[Data items]
---*---
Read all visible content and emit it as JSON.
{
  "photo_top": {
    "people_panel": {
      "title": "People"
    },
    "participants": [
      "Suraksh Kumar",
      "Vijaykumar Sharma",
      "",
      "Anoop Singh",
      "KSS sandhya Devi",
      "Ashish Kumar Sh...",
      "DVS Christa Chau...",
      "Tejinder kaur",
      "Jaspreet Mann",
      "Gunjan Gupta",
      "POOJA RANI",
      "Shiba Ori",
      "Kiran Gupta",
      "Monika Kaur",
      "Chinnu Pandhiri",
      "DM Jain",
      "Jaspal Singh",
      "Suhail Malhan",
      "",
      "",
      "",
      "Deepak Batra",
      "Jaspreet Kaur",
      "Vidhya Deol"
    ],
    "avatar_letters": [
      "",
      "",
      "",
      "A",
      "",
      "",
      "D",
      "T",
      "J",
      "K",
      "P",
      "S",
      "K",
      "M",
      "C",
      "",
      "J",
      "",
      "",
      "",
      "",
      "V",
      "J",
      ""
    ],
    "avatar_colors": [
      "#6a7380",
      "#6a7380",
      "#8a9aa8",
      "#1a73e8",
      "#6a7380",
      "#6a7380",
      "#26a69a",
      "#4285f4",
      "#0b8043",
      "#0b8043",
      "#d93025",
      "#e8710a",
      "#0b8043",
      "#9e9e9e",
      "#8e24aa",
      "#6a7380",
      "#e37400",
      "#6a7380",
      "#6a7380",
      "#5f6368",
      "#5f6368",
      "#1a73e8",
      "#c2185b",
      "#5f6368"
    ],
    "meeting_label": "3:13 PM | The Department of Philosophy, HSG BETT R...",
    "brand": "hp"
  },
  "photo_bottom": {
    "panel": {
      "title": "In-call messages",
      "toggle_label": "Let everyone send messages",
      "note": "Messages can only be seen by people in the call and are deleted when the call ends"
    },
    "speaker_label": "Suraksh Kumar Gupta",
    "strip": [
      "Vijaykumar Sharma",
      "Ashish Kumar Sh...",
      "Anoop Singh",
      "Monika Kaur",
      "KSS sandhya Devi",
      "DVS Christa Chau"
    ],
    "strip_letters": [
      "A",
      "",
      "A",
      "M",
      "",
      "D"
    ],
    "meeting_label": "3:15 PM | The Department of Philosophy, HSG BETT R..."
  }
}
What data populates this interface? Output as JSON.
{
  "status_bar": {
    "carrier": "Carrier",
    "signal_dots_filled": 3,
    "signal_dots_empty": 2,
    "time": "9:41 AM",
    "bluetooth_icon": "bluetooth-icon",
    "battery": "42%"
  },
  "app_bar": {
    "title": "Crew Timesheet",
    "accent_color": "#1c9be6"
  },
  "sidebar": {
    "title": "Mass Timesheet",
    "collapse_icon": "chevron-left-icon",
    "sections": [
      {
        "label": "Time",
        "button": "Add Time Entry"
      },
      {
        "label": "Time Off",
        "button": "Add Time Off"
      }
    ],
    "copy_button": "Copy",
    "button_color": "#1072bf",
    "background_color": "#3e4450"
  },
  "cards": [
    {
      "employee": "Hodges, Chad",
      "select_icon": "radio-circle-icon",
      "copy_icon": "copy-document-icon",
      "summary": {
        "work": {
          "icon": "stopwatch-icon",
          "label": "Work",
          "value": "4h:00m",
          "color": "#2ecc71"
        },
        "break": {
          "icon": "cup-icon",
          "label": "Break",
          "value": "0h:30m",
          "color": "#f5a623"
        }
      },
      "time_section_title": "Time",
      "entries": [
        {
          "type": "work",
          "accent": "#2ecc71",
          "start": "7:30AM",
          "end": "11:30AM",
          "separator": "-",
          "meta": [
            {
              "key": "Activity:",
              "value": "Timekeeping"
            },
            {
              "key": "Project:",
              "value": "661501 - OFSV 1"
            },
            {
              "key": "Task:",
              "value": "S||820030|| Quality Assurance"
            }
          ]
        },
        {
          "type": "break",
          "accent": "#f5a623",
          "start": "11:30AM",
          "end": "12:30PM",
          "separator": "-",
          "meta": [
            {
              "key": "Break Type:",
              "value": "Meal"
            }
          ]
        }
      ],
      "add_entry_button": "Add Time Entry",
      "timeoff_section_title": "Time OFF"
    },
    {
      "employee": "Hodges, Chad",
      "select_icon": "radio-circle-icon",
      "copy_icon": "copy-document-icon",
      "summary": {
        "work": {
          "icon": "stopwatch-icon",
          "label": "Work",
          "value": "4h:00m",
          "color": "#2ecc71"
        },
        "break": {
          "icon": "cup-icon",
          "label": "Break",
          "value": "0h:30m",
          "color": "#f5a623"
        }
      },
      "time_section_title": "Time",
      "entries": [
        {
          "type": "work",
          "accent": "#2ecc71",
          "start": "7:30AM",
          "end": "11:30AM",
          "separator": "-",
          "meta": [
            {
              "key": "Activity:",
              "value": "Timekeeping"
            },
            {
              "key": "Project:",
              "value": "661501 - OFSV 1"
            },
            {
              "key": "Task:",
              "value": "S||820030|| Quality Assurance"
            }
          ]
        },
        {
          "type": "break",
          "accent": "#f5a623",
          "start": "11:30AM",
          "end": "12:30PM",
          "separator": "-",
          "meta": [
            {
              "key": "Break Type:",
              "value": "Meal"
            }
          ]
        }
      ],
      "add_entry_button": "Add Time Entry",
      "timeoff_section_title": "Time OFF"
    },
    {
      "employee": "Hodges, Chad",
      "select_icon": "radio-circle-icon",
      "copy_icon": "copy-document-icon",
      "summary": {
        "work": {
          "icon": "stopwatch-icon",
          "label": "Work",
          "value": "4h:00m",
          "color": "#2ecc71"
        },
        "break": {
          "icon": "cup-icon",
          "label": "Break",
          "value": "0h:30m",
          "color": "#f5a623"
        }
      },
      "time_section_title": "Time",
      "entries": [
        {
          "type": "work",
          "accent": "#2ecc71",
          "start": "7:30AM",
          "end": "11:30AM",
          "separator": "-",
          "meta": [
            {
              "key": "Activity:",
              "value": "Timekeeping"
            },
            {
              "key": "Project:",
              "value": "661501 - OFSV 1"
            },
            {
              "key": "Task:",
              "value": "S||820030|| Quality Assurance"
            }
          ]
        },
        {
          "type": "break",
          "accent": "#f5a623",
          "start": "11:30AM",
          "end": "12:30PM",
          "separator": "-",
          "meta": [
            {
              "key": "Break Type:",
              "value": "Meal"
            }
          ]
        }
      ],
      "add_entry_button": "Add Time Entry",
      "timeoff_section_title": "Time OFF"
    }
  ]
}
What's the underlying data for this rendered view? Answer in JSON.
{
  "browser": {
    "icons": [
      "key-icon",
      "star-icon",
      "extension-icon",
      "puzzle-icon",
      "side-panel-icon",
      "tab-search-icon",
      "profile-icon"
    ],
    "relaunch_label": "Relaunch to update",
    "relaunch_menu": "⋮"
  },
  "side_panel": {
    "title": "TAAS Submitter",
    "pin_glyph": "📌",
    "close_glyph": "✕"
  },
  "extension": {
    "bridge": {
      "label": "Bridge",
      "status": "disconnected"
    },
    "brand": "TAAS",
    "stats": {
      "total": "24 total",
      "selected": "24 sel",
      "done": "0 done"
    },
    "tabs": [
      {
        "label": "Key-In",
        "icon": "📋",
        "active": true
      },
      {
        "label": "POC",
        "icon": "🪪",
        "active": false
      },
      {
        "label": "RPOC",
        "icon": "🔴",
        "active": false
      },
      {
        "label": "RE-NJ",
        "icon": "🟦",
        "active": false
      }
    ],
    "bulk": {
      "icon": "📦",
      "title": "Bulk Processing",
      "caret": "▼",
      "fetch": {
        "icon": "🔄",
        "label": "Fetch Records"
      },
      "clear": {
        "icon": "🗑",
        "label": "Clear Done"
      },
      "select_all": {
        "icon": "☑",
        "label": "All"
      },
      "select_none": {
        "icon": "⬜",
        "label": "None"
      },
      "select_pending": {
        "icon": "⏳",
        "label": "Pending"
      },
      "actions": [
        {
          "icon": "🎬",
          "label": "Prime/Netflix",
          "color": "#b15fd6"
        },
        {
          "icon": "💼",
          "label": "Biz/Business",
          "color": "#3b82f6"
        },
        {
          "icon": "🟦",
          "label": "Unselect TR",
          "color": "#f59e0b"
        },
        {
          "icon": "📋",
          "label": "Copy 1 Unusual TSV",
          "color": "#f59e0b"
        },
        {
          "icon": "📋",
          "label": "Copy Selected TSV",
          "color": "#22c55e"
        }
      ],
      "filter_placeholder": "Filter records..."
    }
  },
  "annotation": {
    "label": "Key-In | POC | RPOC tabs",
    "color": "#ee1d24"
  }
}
---*---
▶ [WRITTEN TASK]:
Gather up, from the records above, each line where the word "Timesheet" appears.

▶ [TASK ANSWER]:
    "title": "Crew Timesheet",
    "title": "Mass Timesheet",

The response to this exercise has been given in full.